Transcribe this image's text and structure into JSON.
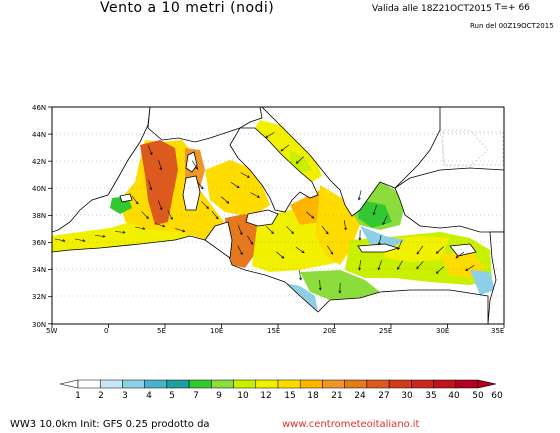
{
  "header": {
    "title": "Vento a 10 metri (nodi)",
    "valid": "Valida alle 18Z21OCT2015",
    "tplus": "T=+ 66",
    "run": "Run del 00Z19OCT2015"
  },
  "map": {
    "lat_labels": [
      "46N",
      "44N",
      "42N",
      "40N",
      "38N",
      "36N",
      "34N",
      "32N",
      "30N"
    ],
    "lon_labels": [
      "5W",
      "0",
      "5E",
      "10E",
      "15E",
      "20E",
      "25E",
      "30E",
      "35E"
    ]
  },
  "colorbar": {
    "labels": [
      "1",
      "2",
      "3",
      "4",
      "5",
      "7",
      "9",
      "10",
      "12",
      "15",
      "18",
      "21",
      "24",
      "27",
      "30",
      "35",
      "40",
      "50",
      "60"
    ],
    "colors": [
      "#ffffff",
      "#c8e6f5",
      "#8ccfe6",
      "#46b4c8",
      "#1ea0a0",
      "#32c832",
      "#8cdc3c",
      "#c8f000",
      "#f0f000",
      "#ffdc00",
      "#ffb400",
      "#f09628",
      "#e6781e",
      "#dc5a1e",
      "#d23c1e",
      "#c8281e",
      "#be141e",
      "#b4001e"
    ]
  },
  "footer": {
    "left": "WW3 10.0km Init: GFS 0.25 prodotto da",
    "link": "www.centrometeoitaliano.it"
  }
}
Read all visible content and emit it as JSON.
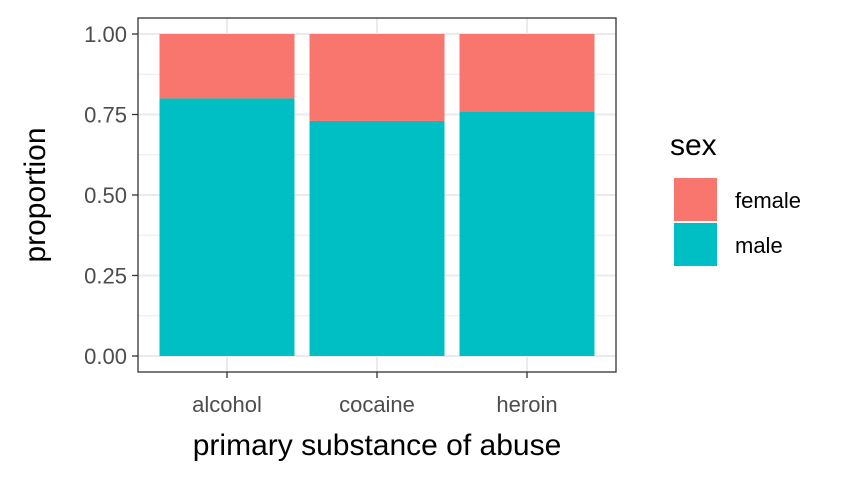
{
  "chart_data": {
    "type": "bar",
    "stacked": true,
    "categories": [
      "alcohol",
      "cocaine",
      "heroin"
    ],
    "series": [
      {
        "name": "female",
        "values": [
          0.2,
          0.27,
          0.24
        ],
        "color": "#F8766D"
      },
      {
        "name": "male",
        "values": [
          0.8,
          0.73,
          0.76
        ],
        "color": "#00BFC4"
      }
    ],
    "xlabel": "primary substance of abuse",
    "ylabel": "proportion",
    "ylim": [
      0,
      1
    ],
    "yticks": [
      "0.00",
      "0.25",
      "0.50",
      "0.75",
      "1.00"
    ],
    "ytick_values": [
      0,
      0.25,
      0.5,
      0.75,
      1.0
    ],
    "grid": true,
    "legend": {
      "title": "sex",
      "placement": "right"
    }
  }
}
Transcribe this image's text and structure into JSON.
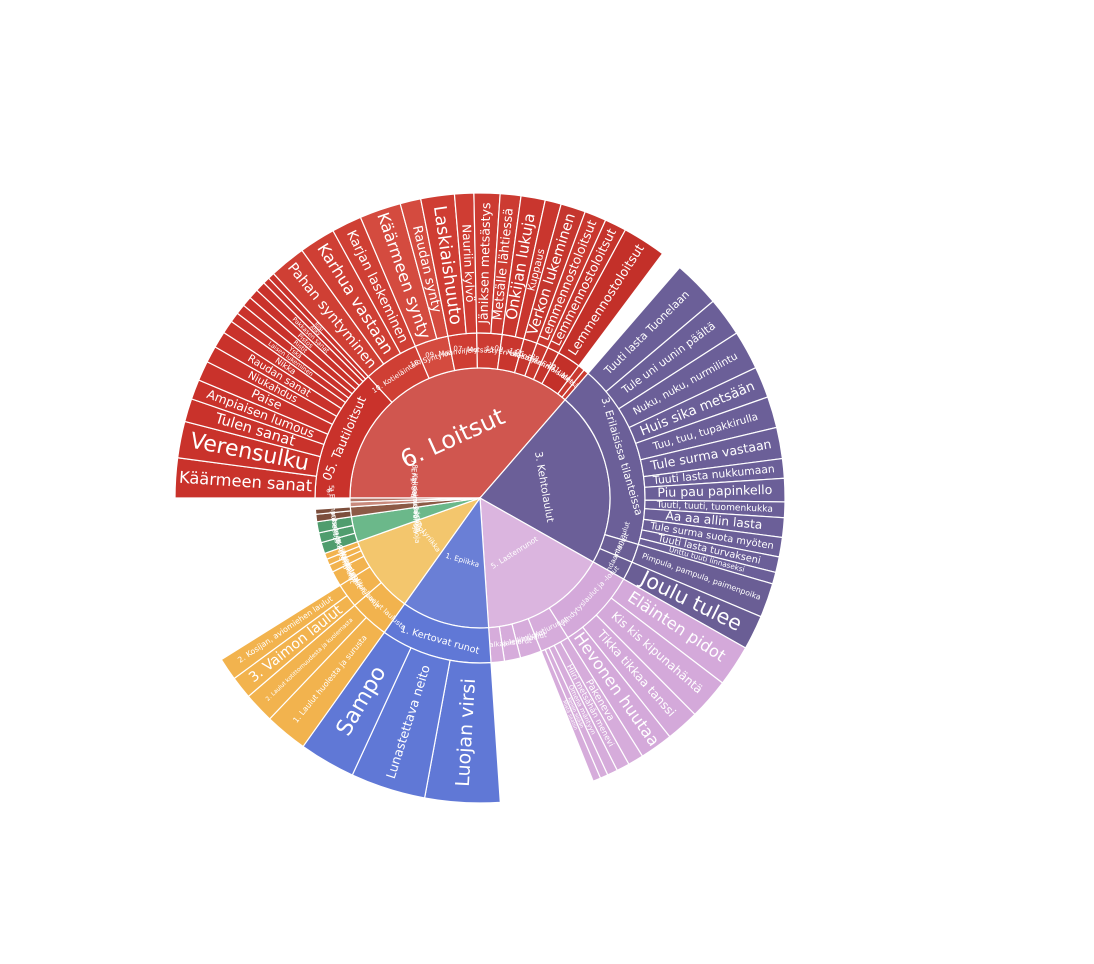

*-*-*

Leave the pictures out, and transcribe each of the records exactly.

Exercise answer
Transcribe this image's text and structure into JSON.
{
  "header": {
    "title": "Vento a 10 metri (nodi)",
    "valid": "Valida alle 18Z21OCT2015",
    "tplus": "T=+ 66",
    "run": "Run del 00Z19OCT2015"
  },
  "map": {
    "lat_labels": [
      "46N",
      "44N",
      "42N",
      "40N",
      "38N",
      "36N",
      "34N",
      "32N",
      "30N"
    ],
    "lon_labels": [
      "5W",
      "0",
      "5E",
      "10E",
      "15E",
      "20E",
      "25E",
      "30E",
      "35E"
    ]
  },
  "colorbar": {
    "labels": [
      "1",
      "2",
      "3",
      "4",
      "5",
      "7",
      "9",
      "10",
      "12",
      "15",
      "18",
      "21",
      "24",
      "27",
      "30",
      "35",
      "40",
      "50",
      "60"
    ],
    "colors": [
      "#ffffff",
      "#c8e6f5",
      "#8ccfe6",
      "#46b4c8",
      "#1ea0a0",
      "#32c832",
      "#8cdc3c",
      "#c8f000",
      "#f0f000",
      "#ffdc00",
      "#ffb400",
      "#f09628",
      "#e6781e",
      "#dc5a1e",
      "#d23c1e",
      "#c8281e",
      "#be141e",
      "#b4001e"
    ]
  },
  "footer": {
    "left": "WW3 10.0km Init: GFS 0.25 prodotto da",
    "link": "www.centrometeoitaliano.it"
  }
}
Read all visible content and emit it as JSON.
{
  "chart_data": {
    "type": "bar",
    "stacked": true,
    "categories": [
      "alcohol",
      "cocaine",
      "heroin"
    ],
    "series": [
      {
        "name": "female",
        "values": [
          0.2,
          0.27,
          0.24
        ],
        "color": "#F8766D"
      },
      {
        "name": "male",
        "values": [
          0.8,
          0.73,
          0.76
        ],
        "color": "#00BFC4"
      }
    ],
    "xlabel": "primary substance of abuse",
    "ylabel": "proportion",
    "ylim": [
      0,
      1
    ],
    "yticks": [
      "0.00",
      "0.25",
      "0.50",
      "0.75",
      "1.00"
    ],
    "ytick_values": [
      0,
      0.25,
      0.5,
      0.75,
      1.0
    ],
    "grid": true,
    "legend": {
      "title": "sex",
      "placement": "right"
    }
  }
}
Transcribe this image's text and structure into JSON.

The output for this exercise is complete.